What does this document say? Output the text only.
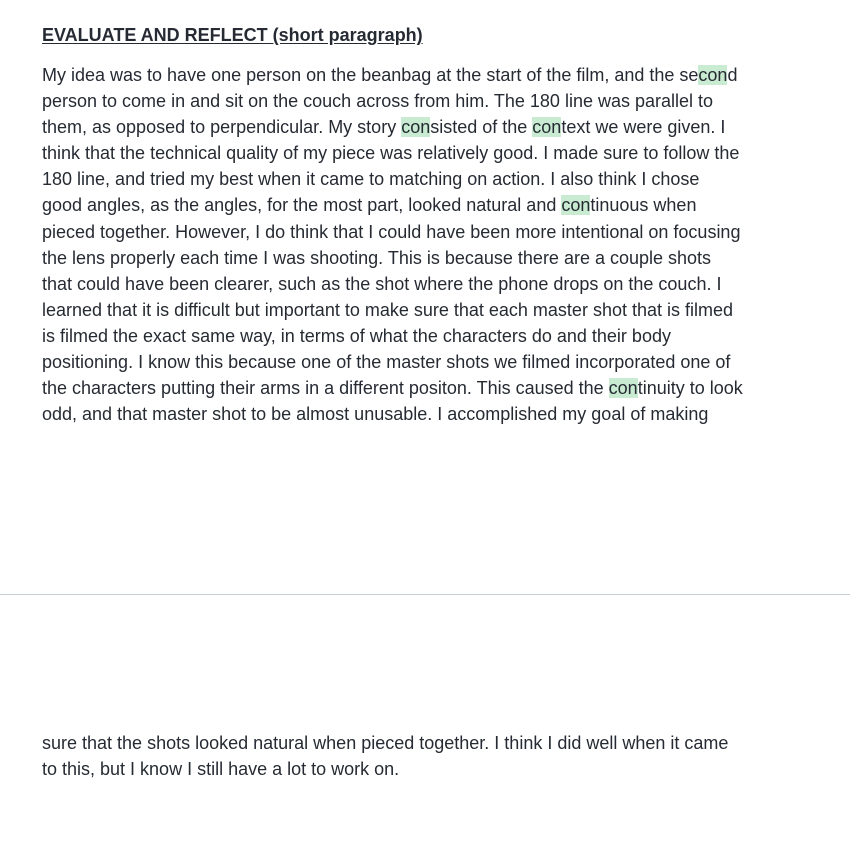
EVALUATE AND REFLECT (short paragraph)

My idea was to have one person on the beanbag at the start of the film, and the second
person to come in and sit on the couch across from him. The 180 line was parallel to
them, as opposed to perpendicular. My story consisted of the context we were given. I
think that the technical quality of my piece was relatively good. I made sure to follow the
180 line, and tried my best when it came to matching on action. I also think I chose
good angles, as the angles, for the most part, looked natural and continuous when
pieced together. However, I do think that I could have been more intentional on focusing
the lens properly each time I was shooting. This is because there are a couple shots
that could have been clearer, such as the shot where the phone drops on the couch. I
learned that it is difficult but important to make sure that each master shot that is filmed
is filmed the exact same way, in terms of what the characters do and their body
positioning. I know this because one of the master shots we filmed incorporated one of
the characters putting their arms in a different positon. This caused the continuity to look
odd, and that master shot to be almost unusable. I accomplished my goal of making

sure that the shots looked natural when pieced together. I think I did well when it came
to this, but I know I still have a lot to work on.
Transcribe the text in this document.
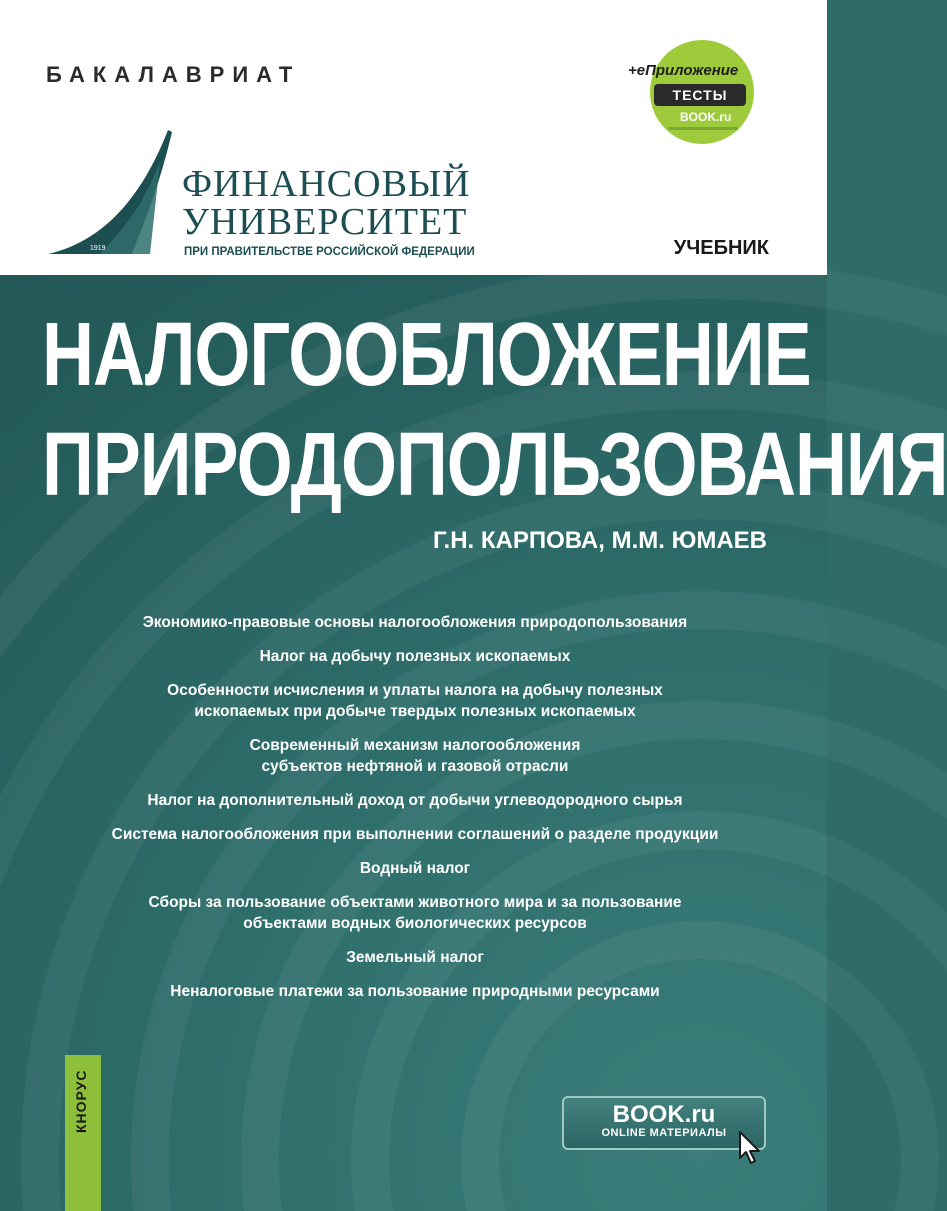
БАКАЛАВРИАТ
1919
ФИНАНСОВЫЙ
УНИВЕРСИТЕТ
ПРИ ПРАВИТЕЛЬСТВЕ РОССИЙСКОЙ ФЕДЕРАЦИИ
+еПриложение
ТЕСТЫ
BOOK.ru
УЧЕБНИК
НАЛОГООБЛОЖЕНИЕ
ПРИРОДОПОЛЬЗОВАНИЯ
Г.Н. КАРПОВА, М.М. ЮМАЕВ
Экономико-правовые основы налогообложения природопользования
Налог на добычу полезных ископаемых
Особенности исчисления и уплаты налога на добычу полезных ископаемых при добыче твердых полезных ископаемых
Современный механизм налогообложения субъектов нефтяной и газовой отрасли
Налог на дополнительный доход от добычи углеводородного сырья
Система налогообложения при выполнении соглашений о разделе продукции
Водный налог
Сборы за пользование объектами животного мира и за пользование объектами водных биологических ресурсов
Земельный налог
Неналоговые платежи за пользование природными ресурсами
КНОРУС	BOOK.ru
ONLINE МАТЕРИАЛЫ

GIVEN REQUEST
Return to the listing above and set it down exactly, leaving out its pictures.

COMPLETE ANSWER
What does this document say? Output the text only.
EVALUATE AND REFLECT (short paragraph)

My idea was to have one person on the beanbag at the start of the film, and the second
person to come in and sit on the couch across from him. The 180 line was parallel to
them, as opposed to perpendicular. My story consisted of the context we were given. I
think that the technical quality of my piece was relatively good. I made sure to follow the
180 line, and tried my best when it came to matching on action. I also think I chose
good angles, as the angles, for the most part, looked natural and continuous when
pieced together. However, I do think that I could have been more intentional on focusing
the lens properly each time I was shooting. This is because there are a couple shots
that could have been clearer, such as the shot where the phone drops on the couch. I
learned that it is difficult but important to make sure that each master shot that is filmed
is filmed the exact same way, in terms of what the characters do and their body
positioning. I know this because one of the master shots we filmed incorporated one of
the characters putting their arms in a different positon. This caused the continuity to look
odd, and that master shot to be almost unusable. I accomplished my goal of making

sure that the shots looked natural when pieced together. I think I did well when it came
to this, but I know I still have a lot to work on.
Transcribe the text in this document.
БАКАЛАВРИАТ
1919
ФИНАНСОВЫЙ
УНИВЕРСИТЕТ
ПРИ ПРАВИТЕЛЬСТВЕ РОССИЙСКОЙ ФЕДЕРАЦИИ
+еПриложение
ТЕСТЫ
BOOK.ru
УЧЕБНИК
НАЛОГООБЛОЖЕНИЕ
ПРИРОДОПОЛЬЗОВАНИЯ
Г.Н. КАРПОВА, М.М. ЮМАЕВ
Экономико-правовые основы налогообложения природопользования
Налог на добычу полезных ископаемых
Особенности исчисления и уплаты налога на добычу полезных ископаемых при добыче твердых полезных ископаемых
Современный механизм налогообложения субъектов нефтяной и газовой отрасли
Налог на дополнительный доход от добычи углеводородного сырья
Система налогообложения при выполнении соглашений о разделе продукции
Водный налог
Сборы за пользование объектами животного мира и за пользование объектами водных биологических ресурсов
Земельный налог
Неналоговые платежи за пользование природными ресурсами
КНОРУС	BOOK.ru
ONLINE МАТЕРИАЛЫ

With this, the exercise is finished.